*EXCERPT TO READ:*
* Start *
# Review of "Living the Martial Way"



## Yari (Oct 30, 2002)

Review of "Living the Martial Way"

By Forrest E. Morgan, Maj USAF
ISBN: 0-942637-76-3

The book consits of 12 chapters, which are the different areas that the writer feels that a modern warrior should concern himself with. That's also reflected in the sub title: "A manual for the way a modern warrior should think".

I'm Danish and worried that the book would be too american for me. But it wasn't. It was a honest description of waht the author thinks is important to be called a modern budo-warrior.
The different chapters are as following:

Part one : The way of training
1) The warrior mind set
2) Your martial destiney
3) Train as warriors train
4) The warriors way of strategy
5) The warriors spell book

Part two: The way of honor
6) The foundations of honor
7) Honor in action
8) Revenge and Suicide: Perversions of honor

Part three: The way of living
9) Warrior fitness
10) Religion and Mysticism
11) The warrior stands alone
12 Mastery and the martial way

All the area's in the book based themselves on budo understanding. Therfor the book is a good referance for the people who need some inspiration to how budo fits the modern warrior.

I feel that the book can be read as a whole or in parts, and you still can get something good out of it. But I recommend that the whole book is read, since it's the total idea that's important.

The author himself is an blackblet in Hakko Ryu and Taekwondo Chung Do Kwan , but the styles are not reflected in his way of writting so that it hinders anybody to read it.

I would give this book 7 out of 8 tsuba's.

Enjoy!

/Yari


----------



## Elfan (Oct 30, 2002)

I don't agree with a lot of what Mr. Morgan says and I prefer to think about most everything else differntly from him BUT I found this book to be an enjoyable  and intersting read and has become part of my library.  I particularly liked his discusion of honor as I feal that that is a much magngled topic.

3/5 Stars


----------



## jkn75 (Oct 30, 2002)

I agree with Elfan. There are some things I disagree with but it is good reading. Some of the insights that Mr. Morgan provides were interesting and make you think. A good addition to your martial art library.

4/5 stars.


----------



## Matt Stone (Nov 13, 2002)

As a longtime CMA practitioner, and recently (in the last year) taking up Modern Arnis and Karate, I found when I first read Mr. Morgan's book (about 6 or 7 years ago) to be just as enlightening and educational as when I pick it up to take it to my office (i.e. my small cubicle complete with porcelain ergonomic chair :flushed: ) for some refresher reading...

I have even used ideas from his book as "homework topics" for my students in the past, as his book is very useful for evoking introspective thought amongs beginning students.
* End *
*TASKS TO COMPLETE:*
a) Decide whether each statement agrees with the book review thread. Answer yes or no for each, and quote the words from the thread that settle it: (i) Yari rated the book 7 out of 8 tsuba. (ii) jkn75 gave the book 3 out of 5 stars. (iii) Elfan singled out the book's treatment of honor as something he particularly liked.
b) Copy the book review thread from "I agree with" down to "martial art library.", with nothing changed.
c) Write what comes next in the thread reviewing "Living the Martial Way", starting right after its final sentence.

(Annotated element entries)
* Start *
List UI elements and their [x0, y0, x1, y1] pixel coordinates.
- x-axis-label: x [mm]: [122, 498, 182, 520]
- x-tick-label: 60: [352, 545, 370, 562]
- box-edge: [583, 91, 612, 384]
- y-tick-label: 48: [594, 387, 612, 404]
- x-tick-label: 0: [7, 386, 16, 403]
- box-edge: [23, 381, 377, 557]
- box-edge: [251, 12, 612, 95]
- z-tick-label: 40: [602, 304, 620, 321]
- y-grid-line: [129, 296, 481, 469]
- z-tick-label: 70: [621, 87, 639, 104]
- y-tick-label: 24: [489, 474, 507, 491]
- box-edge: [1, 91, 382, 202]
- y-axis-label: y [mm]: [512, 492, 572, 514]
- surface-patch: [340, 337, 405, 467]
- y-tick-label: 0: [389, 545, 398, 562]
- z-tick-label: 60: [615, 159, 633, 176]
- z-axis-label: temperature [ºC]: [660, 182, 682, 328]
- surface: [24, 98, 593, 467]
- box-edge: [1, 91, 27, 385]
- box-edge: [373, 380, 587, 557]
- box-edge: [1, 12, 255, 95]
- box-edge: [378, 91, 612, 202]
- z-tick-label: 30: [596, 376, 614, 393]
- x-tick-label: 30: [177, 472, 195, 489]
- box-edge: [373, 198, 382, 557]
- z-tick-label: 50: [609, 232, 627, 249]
* End *
*SET OF ANSWERS:*
a)
(i) Yes: "I would give this book 7 out of 8 tsuba's."
(ii) No: "4/5 stars."
(iii) Yes: "I particularly liked his discusion of honor"

b)
I agree with Elfan. There are some things I disagree with but it is good reading. Some of the insights that Mr. Morgan provides were interesting and make you think. A good addition to your martial art library.

c)
I thought his approach to the selection of a style to study very matter of fact.  It doesn't hit all the points I may detail to someone looking to begin MA training, or to supplement their existing training, but it does a fine job nonetheless.

I recommend this book to anyone in the MA I meet.  It is a valued part of my library.


----------



## MA-Caver (May 23, 2005)

I too just finished this book and found it good reading and educational. There were many "chapters" that I read that I found "no-use" for, as having already achieved or melded into that chapter's particular theme. Others, particularly the remaining (last) chapters in part three were enlightening, as I found them to be a bit of a guide for where I should be along my particular journey as a Martial Artist. 
I've been recommending this book to fellow MA'ers of any style. It may not have everything for everybody and it may not always be agreeable but it is IMO written from a fellow warrior's P.O.V. 
We're all warriors in some form or another... some are more aware of it than others. 


Likewise I'd give it a 4 out of 5
 :asian:


----------



## DngrRuss (Jul 7, 2005)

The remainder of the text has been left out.